[What is expected] Please reproduce every record, keeping each one exactly as written.

[Data to use]
———

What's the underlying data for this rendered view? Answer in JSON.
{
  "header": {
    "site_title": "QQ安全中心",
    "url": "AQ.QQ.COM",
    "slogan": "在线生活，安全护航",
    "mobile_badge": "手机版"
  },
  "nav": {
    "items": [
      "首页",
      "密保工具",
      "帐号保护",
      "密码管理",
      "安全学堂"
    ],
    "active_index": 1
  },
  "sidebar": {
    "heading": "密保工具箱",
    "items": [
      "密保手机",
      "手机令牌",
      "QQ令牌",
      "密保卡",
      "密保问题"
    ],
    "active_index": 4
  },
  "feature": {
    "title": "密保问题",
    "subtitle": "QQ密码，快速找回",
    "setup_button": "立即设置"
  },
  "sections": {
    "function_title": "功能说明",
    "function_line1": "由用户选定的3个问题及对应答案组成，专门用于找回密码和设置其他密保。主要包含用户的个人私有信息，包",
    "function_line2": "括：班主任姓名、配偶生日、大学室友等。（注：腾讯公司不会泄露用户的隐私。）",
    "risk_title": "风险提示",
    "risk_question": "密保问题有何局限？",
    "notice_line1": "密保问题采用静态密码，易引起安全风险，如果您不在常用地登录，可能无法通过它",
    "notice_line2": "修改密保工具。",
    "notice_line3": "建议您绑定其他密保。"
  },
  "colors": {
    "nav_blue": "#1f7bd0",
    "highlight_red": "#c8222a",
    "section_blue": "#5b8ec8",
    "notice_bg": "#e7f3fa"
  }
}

———

[Exercise output]
What's the underlying data for this rendered view? Answer in JSON.
{
  "header": {
    "site_title": "QQ安全中心",
    "url": "AQ.QQ.COM",
    "slogan": "在线生活，安全护航",
    "mobile_badge": "手机版"
  },
  "nav": {
    "items": [
      "首页",
      "密保工具",
      "帐号保护",
      "密码管理",
      "安全学堂"
    ],
    "active_index": 1
  },
  "sidebar": {
    "heading": "密保工具箱",
    "items": [
      "密保手机",
      "手机令牌",
      "QQ令牌",
      "密保卡",
      "密保问题"
    ],
    "active_index": 4
  },
  "feature": {
    "title": "密保问题",
    "subtitle": "QQ密码，快速找回",
    "setup_button": "立即设置"
  },
  "sections": {
    "function_title": "功能说明",
    "function_line1": "由用户选定的3个问题及对应答案组成，专门用于找回密码和设置其他密保。主要包含用户的个人私有信息，包",
    "function_line2": "括：班主任姓名、配偶生日、大学室友等。（注：腾讯公司不会泄露用户的隐私。）",
    "risk_title": "风险提示",
    "risk_question": "密保问题有何局限？",
    "notice_line1": "密保问题采用静态密码，易引起安全风险，如果您不在常用地登录，可能无法通过它",
    "notice_line2": "修改密保工具。",
    "notice_line3": "建议您绑定其他密保。"
  },
  "colors": {
    "nav_blue": "#1f7bd0",
    "highlight_red": "#c8222a",
    "section_blue": "#5b8ec8",
    "notice_bg": "#e7f3fa"
  }
}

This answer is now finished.